__The request__:
Quote the listing below in full and exactly as written, but omit every picture.

Stored data:
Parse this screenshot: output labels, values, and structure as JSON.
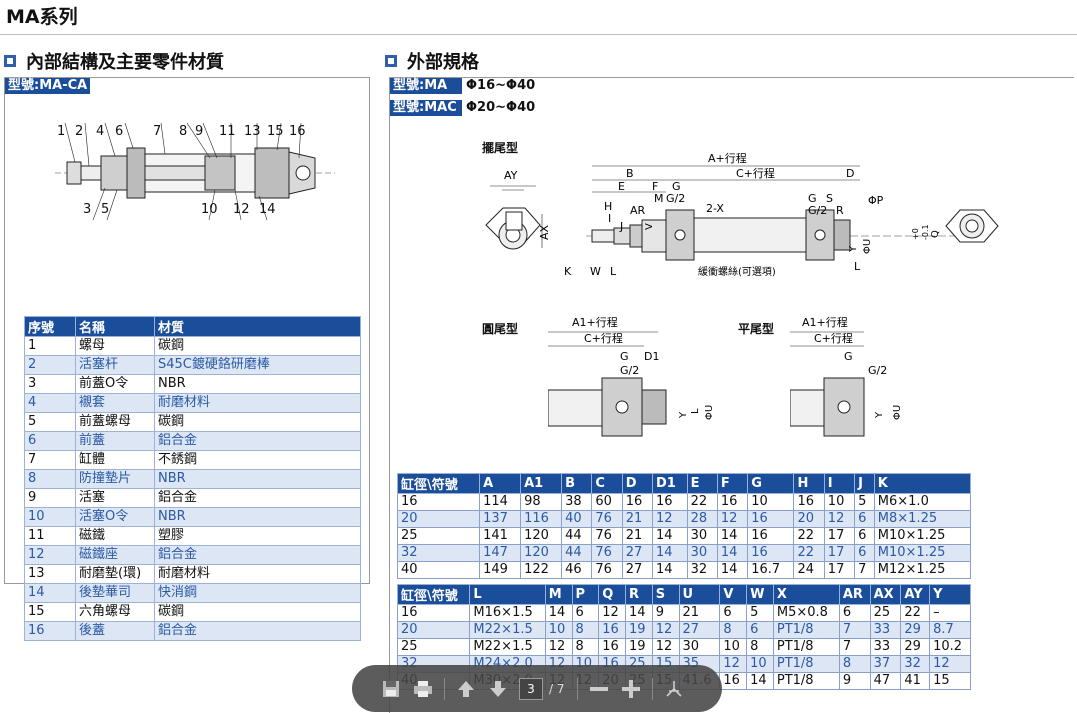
{
  "page_title": "MA系列",
  "left": {
    "heading": "內部結構及主要零件材質",
    "model": "型號:MA-CA",
    "callouts_top": [
      "1",
      "2",
      "4",
      "6",
      "7",
      "8",
      "9",
      "11",
      "13",
      "15",
      "16"
    ],
    "callouts_bottom": [
      "3",
      "5",
      "10",
      "12",
      "14"
    ],
    "table": {
      "headers": [
        "序號",
        "名稱",
        "材質"
      ],
      "rows": [
        [
          "1",
          "螺母",
          "碳鋼"
        ],
        [
          "2",
          "活塞杆",
          "S45C鍍硬鉻研磨棒"
        ],
        [
          "3",
          "前蓋O令",
          "NBR"
        ],
        [
          "4",
          "襯套",
          "耐磨材料"
        ],
        [
          "5",
          "前蓋螺母",
          "碳鋼"
        ],
        [
          "6",
          "前蓋",
          "鋁合金"
        ],
        [
          "7",
          "缸體",
          "不銹鋼"
        ],
        [
          "8",
          "防撞墊片",
          "NBR"
        ],
        [
          "9",
          "活塞",
          "鋁合金"
        ],
        [
          "10",
          "活塞O令",
          "NBR"
        ],
        [
          "11",
          "磁鐵",
          "塑膠"
        ],
        [
          "12",
          "磁鐵座",
          "鋁合金"
        ],
        [
          "13",
          "耐磨墊(環)",
          "耐磨材料"
        ],
        [
          "14",
          "後墊華司",
          "快消鋼"
        ],
        [
          "15",
          "六角螺母",
          "碳鋼"
        ],
        [
          "16",
          "後蓋",
          "鋁合金"
        ]
      ]
    }
  },
  "right": {
    "heading": "外部規格",
    "models": [
      {
        "tag": "型號:MA",
        "range": "Φ16~Φ40"
      },
      {
        "tag": "型號:MAC",
        "range": "Φ20~Φ40"
      }
    ],
    "drawing1": {
      "caption": "擺尾型",
      "labels": [
        "AY",
        "AX",
        "A+行程",
        "B",
        "C+行程",
        "D",
        "E",
        "F",
        "G",
        "G/2",
        "H",
        "I",
        "AR",
        "M",
        "J",
        "V",
        "2-X",
        "G",
        "S",
        "G/2",
        "R",
        "ΦP",
        "Y",
        "ΦU",
        "K",
        "W",
        "L",
        "緩衝螺絲(可選項)",
        "L",
        "Q"
      ],
      "tolerance_top": "+0",
      "tolerance_bottom": "-0.1"
    },
    "drawing2": {
      "caption": "圓尾型",
      "labels": [
        "A1+行程",
        "C+行程",
        "G",
        "D1",
        "G/2",
        "L",
        "Y",
        "ΦU"
      ]
    },
    "drawing3": {
      "caption": "平尾型",
      "labels": [
        "A1+行程",
        "C+行程",
        "G",
        "G/2",
        "Y",
        "ΦU"
      ]
    },
    "table1": {
      "headers": [
        "缸徑\\符號",
        "A",
        "A1",
        "B",
        "C",
        "D",
        "D1",
        "E",
        "F",
        "G",
        "H",
        "I",
        "J",
        "K"
      ],
      "rows": [
        [
          "16",
          "114",
          "98",
          "38",
          "60",
          "16",
          "16",
          "22",
          "16",
          "10",
          "16",
          "10",
          "5",
          "M6×1.0"
        ],
        [
          "20",
          "137",
          "116",
          "40",
          "76",
          "21",
          "12",
          "28",
          "12",
          "16",
          "20",
          "12",
          "6",
          "M8×1.25"
        ],
        [
          "25",
          "141",
          "120",
          "44",
          "76",
          "21",
          "14",
          "30",
          "14",
          "16",
          "22",
          "17",
          "6",
          "M10×1.25"
        ],
        [
          "32",
          "147",
          "120",
          "44",
          "76",
          "27",
          "14",
          "30",
          "14",
          "16",
          "22",
          "17",
          "6",
          "M10×1.25"
        ],
        [
          "40",
          "149",
          "122",
          "46",
          "76",
          "27",
          "14",
          "32",
          "14",
          "16.7",
          "24",
          "17",
          "7",
          "M12×1.25"
        ]
      ]
    },
    "table2": {
      "headers": [
        "缸徑\\符號",
        "L",
        "M",
        "P",
        "Q",
        "R",
        "S",
        "U",
        "V",
        "W",
        "X",
        "AR",
        "AX",
        "AY",
        "Y"
      ],
      "rows": [
        [
          "16",
          "M16×1.5",
          "14",
          "6",
          "12",
          "14",
          "9",
          "21",
          "6",
          "5",
          "M5×0.8",
          "6",
          "25",
          "22",
          "–"
        ],
        [
          "20",
          "M22×1.5",
          "10",
          "8",
          "16",
          "19",
          "12",
          "27",
          "8",
          "6",
          "PT1/8",
          "7",
          "33",
          "29",
          "8.7"
        ],
        [
          "25",
          "M22×1.5",
          "12",
          "8",
          "16",
          "19",
          "12",
          "30",
          "10",
          "8",
          "PT1/8",
          "7",
          "33",
          "29",
          "10.2"
        ],
        [
          "32",
          "M24×2.0",
          "12",
          "10",
          "16",
          "25",
          "15",
          "35",
          "12",
          "10",
          "PT1/8",
          "8",
          "37",
          "32",
          "12"
        ],
        [
          "40",
          "M30×2.0",
          "12",
          "12",
          "20",
          "25",
          "15",
          "41.6",
          "16",
          "14",
          "PT1/8",
          "9",
          "47",
          "41",
          "15"
        ]
      ]
    }
  },
  "toolbar": {
    "page_current": "3",
    "page_total": "/ 7"
  }
}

__Answer to this exercise__:
Parse this screenshot: output labels, values, and structure as JSON.
{
  "page_title": "MA系列",
  "left": {
    "heading": "內部結構及主要零件材質",
    "model": "型號:MA-CA",
    "callouts_top": [
      "1",
      "2",
      "4",
      "6",
      "7",
      "8",
      "9",
      "11",
      "13",
      "15",
      "16"
    ],
    "callouts_bottom": [
      "3",
      "5",
      "10",
      "12",
      "14"
    ],
    "table": {
      "headers": [
        "序號",
        "名稱",
        "材質"
      ],
      "rows": [
        [
          "1",
          "螺母",
          "碳鋼"
        ],
        [
          "2",
          "活塞杆",
          "S45C鍍硬鉻研磨棒"
        ],
        [
          "3",
          "前蓋O令",
          "NBR"
        ],
        [
          "4",
          "襯套",
          "耐磨材料"
        ],
        [
          "5",
          "前蓋螺母",
          "碳鋼"
        ],
        [
          "6",
          "前蓋",
          "鋁合金"
        ],
        [
          "7",
          "缸體",
          "不銹鋼"
        ],
        [
          "8",
          "防撞墊片",
          "NBR"
        ],
        [
          "9",
          "活塞",
          "鋁合金"
        ],
        [
          "10",
          "活塞O令",
          "NBR"
        ],
        [
          "11",
          "磁鐵",
          "塑膠"
        ],
        [
          "12",
          "磁鐵座",
          "鋁合金"
        ],
        [
          "13",
          "耐磨墊(環)",
          "耐磨材料"
        ],
        [
          "14",
          "後墊華司",
          "快消鋼"
        ],
        [
          "15",
          "六角螺母",
          "碳鋼"
        ],
        [
          "16",
          "後蓋",
          "鋁合金"
        ]
      ]
    }
  },
  "right": {
    "heading": "外部規格",
    "models": [
      {
        "tag": "型號:MA",
        "range": "Φ16~Φ40"
      },
      {
        "tag": "型號:MAC",
        "range": "Φ20~Φ40"
      }
    ],
    "drawing1": {
      "caption": "擺尾型",
      "labels": [
        "AY",
        "AX",
        "A+行程",
        "B",
        "C+行程",
        "D",
        "E",
        "F",
        "G",
        "G/2",
        "H",
        "I",
        "AR",
        "M",
        "J",
        "V",
        "2-X",
        "G",
        "S",
        "G/2",
        "R",
        "ΦP",
        "Y",
        "ΦU",
        "K",
        "W",
        "L",
        "緩衝螺絲(可選項)",
        "L",
        "Q"
      ],
      "tolerance_top": "+0",
      "tolerance_bottom": "-0.1"
    },
    "drawing2": {
      "caption": "圓尾型",
      "labels": [
        "A1+行程",
        "C+行程",
        "G",
        "D1",
        "G/2",
        "L",
        "Y",
        "ΦU"
      ]
    },
    "drawing3": {
      "caption": "平尾型",
      "labels": [
        "A1+行程",
        "C+行程",
        "G",
        "G/2",
        "Y",
        "ΦU"
      ]
    },
    "table1": {
      "headers": [
        "缸徑\\符號",
        "A",
        "A1",
        "B",
        "C",
        "D",
        "D1",
        "E",
        "F",
        "G",
        "H",
        "I",
        "J",
        "K"
      ],
      "rows": [
        [
          "16",
          "114",
          "98",
          "38",
          "60",
          "16",
          "16",
          "22",
          "16",
          "10",
          "16",
          "10",
          "5",
          "M6×1.0"
        ],
        [
          "20",
          "137",
          "116",
          "40",
          "76",
          "21",
          "12",
          "28",
          "12",
          "16",
          "20",
          "12",
          "6",
          "M8×1.25"
        ],
        [
          "25",
          "141",
          "120",
          "44",
          "76",
          "21",
          "14",
          "30",
          "14",
          "16",
          "22",
          "17",
          "6",
          "M10×1.25"
        ],
        [
          "32",
          "147",
          "120",
          "44",
          "76",
          "27",
          "14",
          "30",
          "14",
          "16",
          "22",
          "17",
          "6",
          "M10×1.25"
        ],
        [
          "40",
          "149",
          "122",
          "46",
          "76",
          "27",
          "14",
          "32",
          "14",
          "16.7",
          "24",
          "17",
          "7",
          "M12×1.25"
        ]
      ]
    },
    "table2": {
      "headers": [
        "缸徑\\符號",
        "L",
        "M",
        "P",
        "Q",
        "R",
        "S",
        "U",
        "V",
        "W",
        "X",
        "AR",
        "AX",
        "AY",
        "Y"
      ],
      "rows": [
        [
          "16",
          "M16×1.5",
          "14",
          "6",
          "12",
          "14",
          "9",
          "21",
          "6",
          "5",
          "M5×0.8",
          "6",
          "25",
          "22",
          "–"
        ],
        [
          "20",
          "M22×1.5",
          "10",
          "8",
          "16",
          "19",
          "12",
          "27",
          "8",
          "6",
          "PT1/8",
          "7",
          "33",
          "29",
          "8.7"
        ],
        [
          "25",
          "M22×1.5",
          "12",
          "8",
          "16",
          "19",
          "12",
          "30",
          "10",
          "8",
          "PT1/8",
          "7",
          "33",
          "29",
          "10.2"
        ],
        [
          "32",
          "M24×2.0",
          "12",
          "10",
          "16",
          "25",
          "15",
          "35",
          "12",
          "10",
          "PT1/8",
          "8",
          "37",
          "32",
          "12"
        ],
        [
          "40",
          "M30×2.0",
          "12",
          "12",
          "20",
          "25",
          "15",
          "41.6",
          "16",
          "14",
          "PT1/8",
          "9",
          "47",
          "41",
          "15"
        ]
      ]
    }
  },
  "toolbar": {
    "page_current": "3",
    "page_total": "/ 7"
  }
}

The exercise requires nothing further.